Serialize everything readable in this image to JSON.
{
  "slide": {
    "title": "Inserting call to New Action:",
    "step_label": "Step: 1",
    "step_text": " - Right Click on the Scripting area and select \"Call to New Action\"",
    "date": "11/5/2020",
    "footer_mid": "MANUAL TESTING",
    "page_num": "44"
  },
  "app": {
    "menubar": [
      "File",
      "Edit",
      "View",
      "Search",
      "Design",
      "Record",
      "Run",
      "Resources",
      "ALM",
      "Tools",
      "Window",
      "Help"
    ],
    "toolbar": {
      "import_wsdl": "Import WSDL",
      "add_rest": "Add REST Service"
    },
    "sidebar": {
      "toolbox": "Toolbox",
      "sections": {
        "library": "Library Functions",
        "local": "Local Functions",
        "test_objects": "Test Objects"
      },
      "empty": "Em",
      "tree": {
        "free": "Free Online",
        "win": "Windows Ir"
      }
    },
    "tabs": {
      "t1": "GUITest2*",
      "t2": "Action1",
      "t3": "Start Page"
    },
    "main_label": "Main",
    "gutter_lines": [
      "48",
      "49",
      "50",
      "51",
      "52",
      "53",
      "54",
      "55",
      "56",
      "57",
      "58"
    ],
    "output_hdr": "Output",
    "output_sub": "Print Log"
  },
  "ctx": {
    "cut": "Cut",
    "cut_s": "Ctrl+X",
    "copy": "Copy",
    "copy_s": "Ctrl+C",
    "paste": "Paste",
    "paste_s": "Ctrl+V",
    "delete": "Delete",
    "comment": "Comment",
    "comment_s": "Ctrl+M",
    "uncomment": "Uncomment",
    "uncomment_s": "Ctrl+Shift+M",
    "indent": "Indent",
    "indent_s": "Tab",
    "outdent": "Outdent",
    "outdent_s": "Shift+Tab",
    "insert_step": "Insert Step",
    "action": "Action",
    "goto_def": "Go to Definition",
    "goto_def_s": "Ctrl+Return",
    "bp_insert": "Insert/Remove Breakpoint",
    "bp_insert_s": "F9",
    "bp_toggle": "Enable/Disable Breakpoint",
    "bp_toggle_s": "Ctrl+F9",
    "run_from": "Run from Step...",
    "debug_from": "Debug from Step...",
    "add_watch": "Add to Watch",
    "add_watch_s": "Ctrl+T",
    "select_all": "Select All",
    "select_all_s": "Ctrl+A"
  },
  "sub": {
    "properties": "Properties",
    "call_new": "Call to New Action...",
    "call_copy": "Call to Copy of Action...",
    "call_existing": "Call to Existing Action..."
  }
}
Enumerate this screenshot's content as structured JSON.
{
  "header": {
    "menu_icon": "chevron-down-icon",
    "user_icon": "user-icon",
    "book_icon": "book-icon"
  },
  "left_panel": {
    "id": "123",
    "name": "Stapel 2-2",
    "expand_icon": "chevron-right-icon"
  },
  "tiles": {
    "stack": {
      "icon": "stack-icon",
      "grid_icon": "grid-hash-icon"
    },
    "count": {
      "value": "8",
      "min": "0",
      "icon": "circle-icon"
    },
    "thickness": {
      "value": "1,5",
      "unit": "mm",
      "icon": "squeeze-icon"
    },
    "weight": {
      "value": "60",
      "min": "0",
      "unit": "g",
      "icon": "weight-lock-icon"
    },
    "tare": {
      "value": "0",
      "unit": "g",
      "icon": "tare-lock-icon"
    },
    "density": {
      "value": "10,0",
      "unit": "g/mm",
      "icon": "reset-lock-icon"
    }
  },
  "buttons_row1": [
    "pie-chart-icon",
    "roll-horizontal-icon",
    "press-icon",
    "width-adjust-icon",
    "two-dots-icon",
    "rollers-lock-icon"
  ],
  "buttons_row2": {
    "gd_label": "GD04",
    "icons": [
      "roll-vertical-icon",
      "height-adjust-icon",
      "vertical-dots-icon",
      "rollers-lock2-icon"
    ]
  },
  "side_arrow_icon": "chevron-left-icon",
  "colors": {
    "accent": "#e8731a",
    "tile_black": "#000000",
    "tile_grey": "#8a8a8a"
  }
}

> What is required
Restate every line of the data word for word.

> Problem solution
Serialize everything readable in this image to JSON.
{
  "slide": {
    "title": "Inserting call to New Action:",
    "step_label": "Step: 1",
    "step_text": " - Right Click on the Scripting area and select \"Call to New Action\"",
    "date": "11/5/2020",
    "footer_mid": "MANUAL TESTING",
    "page_num": "44"
  },
  "app": {
    "menubar": [
      "File",
      "Edit",
      "View",
      "Search",
      "Design",
      "Record",
      "Run",
      "Resources",
      "ALM",
      "Tools",
      "Window",
      "Help"
    ],
    "toolbar": {
      "import_wsdl": "Import WSDL",
      "add_rest": "Add REST Service"
    },
    "sidebar": {
      "toolbox": "Toolbox",
      "sections": {
        "library": "Library Functions",
        "local": "Local Functions",
        "test_objects": "Test Objects"
      },
      "empty": "Em",
      "tree": {
        "free": "Free Online",
        "win": "Windows Ir"
      }
    },
    "tabs": {
      "t1": "GUITest2*",
      "t2": "Action1",
      "t3": "Start Page"
    },
    "main_label": "Main",
    "gutter_lines": [
      "48",
      "49",
      "50",
      "51",
      "52",
      "53",
      "54",
      "55",
      "56",
      "57",
      "58"
    ],
    "output_hdr": "Output",
    "output_sub": "Print Log"
  },
  "ctx": {
    "cut": "Cut",
    "cut_s": "Ctrl+X",
    "copy": "Copy",
    "copy_s": "Ctrl+C",
    "paste": "Paste",
    "paste_s": "Ctrl+V",
    "delete": "Delete",
    "comment": "Comment",
    "comment_s": "Ctrl+M",
    "uncomment": "Uncomment",
    "uncomment_s": "Ctrl+Shift+M",
    "indent": "Indent",
    "indent_s": "Tab",
    "outdent": "Outdent",
    "outdent_s": "Shift+Tab",
    "insert_step": "Insert Step",
    "action": "Action",
    "goto_def": "Go to Definition",
    "goto_def_s": "Ctrl+Return",
    "bp_insert": "Insert/Remove Breakpoint",
    "bp_insert_s": "F9",
    "bp_toggle": "Enable/Disable Breakpoint",
    "bp_toggle_s": "Ctrl+F9",
    "run_from": "Run from Step...",
    "debug_from": "Debug from Step...",
    "add_watch": "Add to Watch",
    "add_watch_s": "Ctrl+T",
    "select_all": "Select All",
    "select_all_s": "Ctrl+A"
  },
  "sub": {
    "properties": "Properties",
    "call_new": "Call to New Action...",
    "call_copy": "Call to Copy of Action...",
    "call_existing": "Call to Existing Action..."
  }
}
Enumerate this screenshot's content as structured JSON.
{
  "header": {
    "menu_icon": "chevron-down-icon",
    "user_icon": "user-icon",
    "book_icon": "book-icon"
  },
  "left_panel": {
    "id": "123",
    "name": "Stapel 2-2",
    "expand_icon": "chevron-right-icon"
  },
  "tiles": {
    "stack": {
      "icon": "stack-icon",
      "grid_icon": "grid-hash-icon"
    },
    "count": {
      "value": "8",
      "min": "0",
      "icon": "circle-icon"
    },
    "thickness": {
      "value": "1,5",
      "unit": "mm",
      "icon": "squeeze-icon"
    },
    "weight": {
      "value": "60",
      "min": "0",
      "unit": "g",
      "icon": "weight-lock-icon"
    },
    "tare": {
      "value": "0",
      "unit": "g",
      "icon": "tare-lock-icon"
    },
    "density": {
      "value": "10,0",
      "unit": "g/mm",
      "icon": "reset-lock-icon"
    }
  },
  "buttons_row1": [
    "pie-chart-icon",
    "roll-horizontal-icon",
    "press-icon",
    "width-adjust-icon",
    "two-dots-icon",
    "rollers-lock-icon"
  ],
  "buttons_row2": {
    "gd_label": "GD04",
    "icons": [
      "roll-vertical-icon",
      "height-adjust-icon",
      "vertical-dots-icon",
      "rollers-lock2-icon"
    ]
  },
  "side_arrow_icon": "chevron-left-icon",
  "colors": {
    "accent": "#e8731a",
    "tile_black": "#000000",
    "tile_grey": "#8a8a8a"
  }
}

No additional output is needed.